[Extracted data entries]
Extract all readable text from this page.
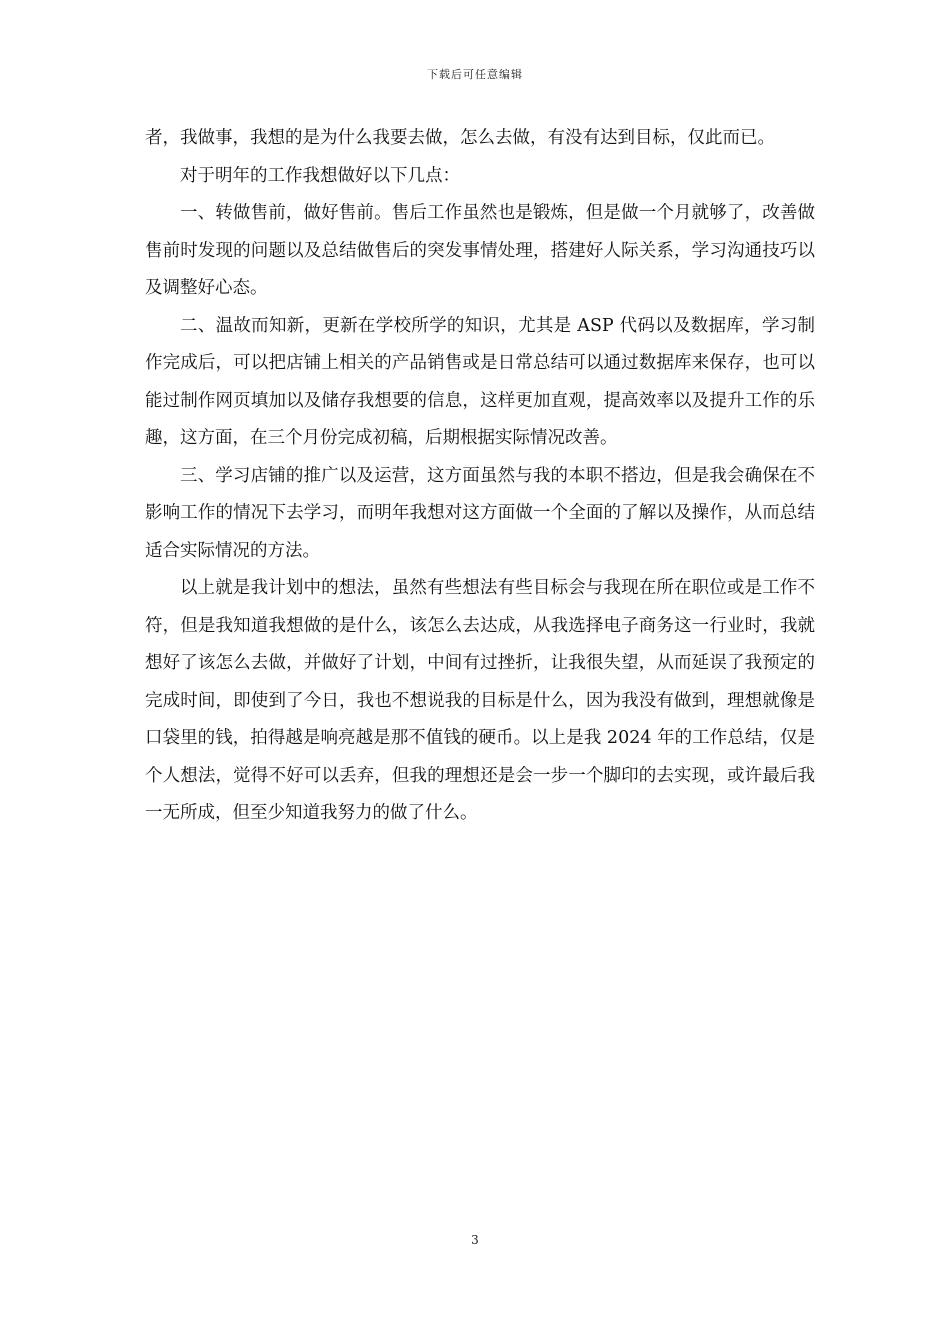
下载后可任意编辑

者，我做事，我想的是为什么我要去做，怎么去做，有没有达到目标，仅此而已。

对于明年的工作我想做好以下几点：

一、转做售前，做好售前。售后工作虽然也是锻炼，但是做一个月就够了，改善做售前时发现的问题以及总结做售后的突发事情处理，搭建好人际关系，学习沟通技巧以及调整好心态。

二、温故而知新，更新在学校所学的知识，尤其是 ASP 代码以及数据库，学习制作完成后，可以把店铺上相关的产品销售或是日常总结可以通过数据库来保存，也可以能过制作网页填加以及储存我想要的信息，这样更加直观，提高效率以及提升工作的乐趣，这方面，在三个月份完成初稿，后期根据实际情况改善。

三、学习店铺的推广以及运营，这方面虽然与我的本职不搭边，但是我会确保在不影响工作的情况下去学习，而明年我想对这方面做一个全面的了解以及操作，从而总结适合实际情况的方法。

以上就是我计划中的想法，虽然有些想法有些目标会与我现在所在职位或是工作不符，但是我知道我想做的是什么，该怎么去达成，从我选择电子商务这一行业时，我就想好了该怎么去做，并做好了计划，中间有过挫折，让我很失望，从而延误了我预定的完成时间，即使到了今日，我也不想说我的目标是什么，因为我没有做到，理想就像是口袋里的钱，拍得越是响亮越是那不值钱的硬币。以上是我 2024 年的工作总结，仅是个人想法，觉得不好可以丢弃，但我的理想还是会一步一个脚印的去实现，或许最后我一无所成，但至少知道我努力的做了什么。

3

**Exercise goal:**
Take the listing above and print it exactly, apart from the pictures.

**Task result:**
Extract all readable text from this page.
下载后可任意编辑

者，我做事，我想的是为什么我要去做，怎么去做，有没有达到目标，仅此而已。

对于明年的工作我想做好以下几点：

一、转做售前，做好售前。售后工作虽然也是锻炼，但是做一个月就够了，改善做售前时发现的问题以及总结做售后的突发事情处理，搭建好人际关系，学习沟通技巧以及调整好心态。

二、温故而知新，更新在学校所学的知识，尤其是 ASP 代码以及数据库，学习制作完成后，可以把店铺上相关的产品销售或是日常总结可以通过数据库来保存，也可以能过制作网页填加以及储存我想要的信息，这样更加直观，提高效率以及提升工作的乐趣，这方面，在三个月份完成初稿，后期根据实际情况改善。

三、学习店铺的推广以及运营，这方面虽然与我的本职不搭边，但是我会确保在不影响工作的情况下去学习，而明年我想对这方面做一个全面的了解以及操作，从而总结适合实际情况的方法。

以上就是我计划中的想法，虽然有些想法有些目标会与我现在所在职位或是工作不符，但是我知道我想做的是什么，该怎么去达成，从我选择电子商务这一行业时，我就想好了该怎么去做，并做好了计划，中间有过挫折，让我很失望，从而延误了我预定的完成时间，即使到了今日，我也不想说我的目标是什么，因为我没有做到，理想就像是口袋里的钱，拍得越是响亮越是那不值钱的硬币。以上是我 2024 年的工作总结，仅是个人想法，觉得不好可以丢弃，但我的理想还是会一步一个脚印的去实现，或许最后我一无所成，但至少知道我努力的做了什么。

3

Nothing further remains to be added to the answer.